_Task requirements_
Transcribe all of the material exactly. Any picture in it should be left out.

_Extracted entries_
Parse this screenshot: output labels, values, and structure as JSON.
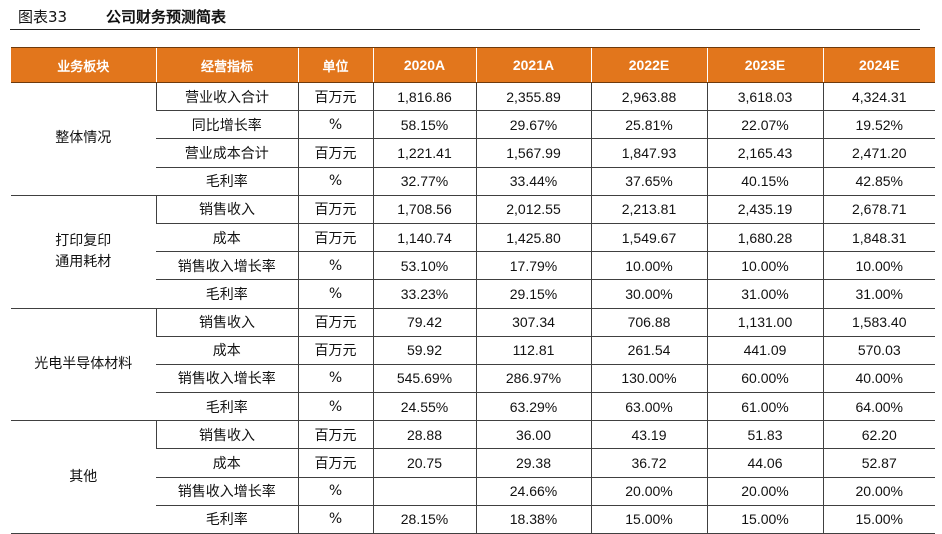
{
  "figure": {
    "label": "图表33",
    "title": "公司财务预测简表"
  },
  "table": {
    "headers": [
      "业务板块",
      "经营指标",
      "单位",
      "2020A",
      "2021A",
      "2022E",
      "2023E",
      "2024E"
    ],
    "groups": [
      {
        "name": "整体情况",
        "rows": [
          {
            "metric": "营业收入合计",
            "unit": "百万元",
            "values": [
              "1,816.86",
              "2,355.89",
              "2,963.88",
              "3,618.03",
              "4,324.31"
            ]
          },
          {
            "metric": "同比增长率",
            "unit": "%",
            "values": [
              "58.15%",
              "29.67%",
              "25.81%",
              "22.07%",
              "19.52%"
            ]
          },
          {
            "metric": "营业成本合计",
            "unit": "百万元",
            "values": [
              "1,221.41",
              "1,567.99",
              "1,847.93",
              "2,165.43",
              "2,471.20"
            ]
          },
          {
            "metric": "毛利率",
            "unit": "%",
            "values": [
              "32.77%",
              "33.44%",
              "37.65%",
              "40.15%",
              "42.85%"
            ]
          }
        ]
      },
      {
        "name": "打印复印通用耗材",
        "name_lines": [
          "打印复印",
          "通用耗材"
        ],
        "rows": [
          {
            "metric": "销售收入",
            "unit": "百万元",
            "values": [
              "1,708.56",
              "2,012.55",
              "2,213.81",
              "2,435.19",
              "2,678.71"
            ]
          },
          {
            "metric": "成本",
            "unit": "百万元",
            "values": [
              "1,140.74",
              "1,425.80",
              "1,549.67",
              "1,680.28",
              "1,848.31"
            ]
          },
          {
            "metric": "销售收入增长率",
            "unit": "%",
            "values": [
              "53.10%",
              "17.79%",
              "10.00%",
              "10.00%",
              "10.00%"
            ]
          },
          {
            "metric": "毛利率",
            "unit": "%",
            "values": [
              "33.23%",
              "29.15%",
              "30.00%",
              "31.00%",
              "31.00%"
            ]
          }
        ]
      },
      {
        "name": "光电半导体材料",
        "rows": [
          {
            "metric": "销售收入",
            "unit": "百万元",
            "values": [
              "79.42",
              "307.34",
              "706.88",
              "1,131.00",
              "1,583.40"
            ]
          },
          {
            "metric": "成本",
            "unit": "百万元",
            "values": [
              "59.92",
              "112.81",
              "261.54",
              "441.09",
              "570.03"
            ]
          },
          {
            "metric": "销售收入增长率",
            "unit": "%",
            "values": [
              "545.69%",
              "286.97%",
              "130.00%",
              "60.00%",
              "40.00%"
            ]
          },
          {
            "metric": "毛利率",
            "unit": "%",
            "values": [
              "24.55%",
              "63.29%",
              "63.00%",
              "61.00%",
              "64.00%"
            ]
          }
        ]
      },
      {
        "name": "其他",
        "rows": [
          {
            "metric": "销售收入",
            "unit": "百万元",
            "values": [
              "28.88",
              "36.00",
              "43.19",
              "51.83",
              "62.20"
            ]
          },
          {
            "metric": "成本",
            "unit": "百万元",
            "values": [
              "20.75",
              "29.38",
              "36.72",
              "44.06",
              "52.87"
            ]
          },
          {
            "metric": "销售收入增长率",
            "unit": "%",
            "values": [
              "",
              "24.66%",
              "20.00%",
              "20.00%",
              "20.00%"
            ]
          },
          {
            "metric": "毛利率",
            "unit": "%",
            "values": [
              "28.15%",
              "18.38%",
              "15.00%",
              "15.00%",
              "15.00%"
            ]
          }
        ]
      }
    ]
  },
  "colors": {
    "header_bg": "#e2761c",
    "header_text": "#ffffff",
    "header_rule": "#6e3a0c",
    "grid": "#404040",
    "text": "#111111"
  }
}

_The response_
Parse this screenshot: output labels, values, and structure as JSON.
{
  "figure": {
    "label": "图表33",
    "title": "公司财务预测简表"
  },
  "table": {
    "headers": [
      "业务板块",
      "经营指标",
      "单位",
      "2020A",
      "2021A",
      "2022E",
      "2023E",
      "2024E"
    ],
    "groups": [
      {
        "name": "整体情况",
        "rows": [
          {
            "metric": "营业收入合计",
            "unit": "百万元",
            "values": [
              "1,816.86",
              "2,355.89",
              "2,963.88",
              "3,618.03",
              "4,324.31"
            ]
          },
          {
            "metric": "同比增长率",
            "unit": "%",
            "values": [
              "58.15%",
              "29.67%",
              "25.81%",
              "22.07%",
              "19.52%"
            ]
          },
          {
            "metric": "营业成本合计",
            "unit": "百万元",
            "values": [
              "1,221.41",
              "1,567.99",
              "1,847.93",
              "2,165.43",
              "2,471.20"
            ]
          },
          {
            "metric": "毛利率",
            "unit": "%",
            "values": [
              "32.77%",
              "33.44%",
              "37.65%",
              "40.15%",
              "42.85%"
            ]
          }
        ]
      },
      {
        "name": "打印复印通用耗材",
        "name_lines": [
          "打印复印",
          "通用耗材"
        ],
        "rows": [
          {
            "metric": "销售收入",
            "unit": "百万元",
            "values": [
              "1,708.56",
              "2,012.55",
              "2,213.81",
              "2,435.19",
              "2,678.71"
            ]
          },
          {
            "metric": "成本",
            "unit": "百万元",
            "values": [
              "1,140.74",
              "1,425.80",
              "1,549.67",
              "1,680.28",
              "1,848.31"
            ]
          },
          {
            "metric": "销售收入增长率",
            "unit": "%",
            "values": [
              "53.10%",
              "17.79%",
              "10.00%",
              "10.00%",
              "10.00%"
            ]
          },
          {
            "metric": "毛利率",
            "unit": "%",
            "values": [
              "33.23%",
              "29.15%",
              "30.00%",
              "31.00%",
              "31.00%"
            ]
          }
        ]
      },
      {
        "name": "光电半导体材料",
        "rows": [
          {
            "metric": "销售收入",
            "unit": "百万元",
            "values": [
              "79.42",
              "307.34",
              "706.88",
              "1,131.00",
              "1,583.40"
            ]
          },
          {
            "metric": "成本",
            "unit": "百万元",
            "values": [
              "59.92",
              "112.81",
              "261.54",
              "441.09",
              "570.03"
            ]
          },
          {
            "metric": "销售收入增长率",
            "unit": "%",
            "values": [
              "545.69%",
              "286.97%",
              "130.00%",
              "60.00%",
              "40.00%"
            ]
          },
          {
            "metric": "毛利率",
            "unit": "%",
            "values": [
              "24.55%",
              "63.29%",
              "63.00%",
              "61.00%",
              "64.00%"
            ]
          }
        ]
      },
      {
        "name": "其他",
        "rows": [
          {
            "metric": "销售收入",
            "unit": "百万元",
            "values": [
              "28.88",
              "36.00",
              "43.19",
              "51.83",
              "62.20"
            ]
          },
          {
            "metric": "成本",
            "unit": "百万元",
            "values": [
              "20.75",
              "29.38",
              "36.72",
              "44.06",
              "52.87"
            ]
          },
          {
            "metric": "销售收入增长率",
            "unit": "%",
            "values": [
              "",
              "24.66%",
              "20.00%",
              "20.00%",
              "20.00%"
            ]
          },
          {
            "metric": "毛利率",
            "unit": "%",
            "values": [
              "28.15%",
              "18.38%",
              "15.00%",
              "15.00%",
              "15.00%"
            ]
          }
        ]
      }
    ]
  },
  "colors": {
    "header_bg": "#e2761c",
    "header_text": "#ffffff",
    "header_rule": "#6e3a0c",
    "grid": "#404040",
    "text": "#111111"
  }
}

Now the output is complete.